[Stored data]

--- BEGIN ---

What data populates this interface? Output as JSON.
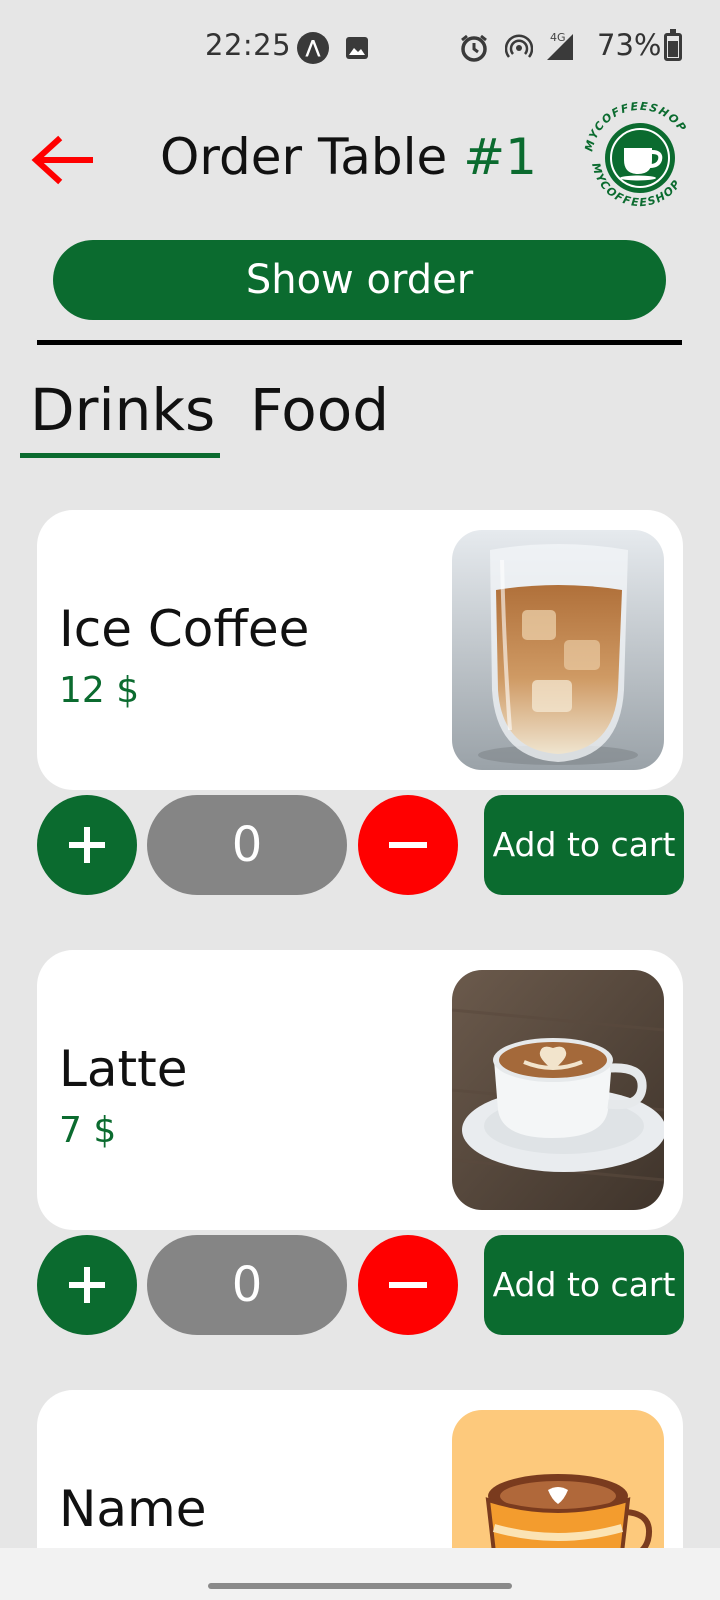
{
  "status_bar": {
    "time": "22:25",
    "network": "4G",
    "battery": "73%",
    "icons": [
      "a-notification-icon",
      "image-icon",
      "alarm-icon",
      "hotspot-icon",
      "signal-icon",
      "battery-icon"
    ]
  },
  "header": {
    "title": "Order Table",
    "table_number": "#1",
    "logo_text": "MYCOFFEESHOP",
    "back_icon": "arrow-left-icon",
    "back_color": "#ff0000"
  },
  "show_order_label": "Show order",
  "tabs": [
    {
      "label": "Drinks",
      "active": true
    },
    {
      "label": "Food",
      "active": false
    }
  ],
  "products": [
    {
      "name": "Ice Coffee",
      "price": "12 $",
      "quantity": "0",
      "add_label": "Add to cart"
    },
    {
      "name": "Latte",
      "price": "7 $",
      "quantity": "0",
      "add_label": "Add to cart"
    },
    {
      "name": "Name"
    }
  ],
  "colors": {
    "primary_green": "#0b6b2f",
    "minus_red": "#ff0000",
    "qty_gray": "#858585",
    "background": "#e6e6e6"
  }
}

--- END ---

Exercise brief: Give the data again exactly as written, with all pictures left out.

The completed task:
What data populates this interface? Output as JSON.
{
  "status_bar": {
    "time": "22:25",
    "network": "4G",
    "battery": "73%",
    "icons": [
      "a-notification-icon",
      "image-icon",
      "alarm-icon",
      "hotspot-icon",
      "signal-icon",
      "battery-icon"
    ]
  },
  "header": {
    "title": "Order Table",
    "table_number": "#1",
    "logo_text": "MYCOFFEESHOP",
    "back_icon": "arrow-left-icon",
    "back_color": "#ff0000"
  },
  "show_order_label": "Show order",
  "tabs": [
    {
      "label": "Drinks",
      "active": true
    },
    {
      "label": "Food",
      "active": false
    }
  ],
  "products": [
    {
      "name": "Ice Coffee",
      "price": "12 $",
      "quantity": "0",
      "add_label": "Add to cart"
    },
    {
      "name": "Latte",
      "price": "7 $",
      "quantity": "0",
      "add_label": "Add to cart"
    },
    {
      "name": "Name"
    }
  ],
  "colors": {
    "primary_green": "#0b6b2f",
    "minus_red": "#ff0000",
    "qty_gray": "#858585",
    "background": "#e6e6e6"
  }
}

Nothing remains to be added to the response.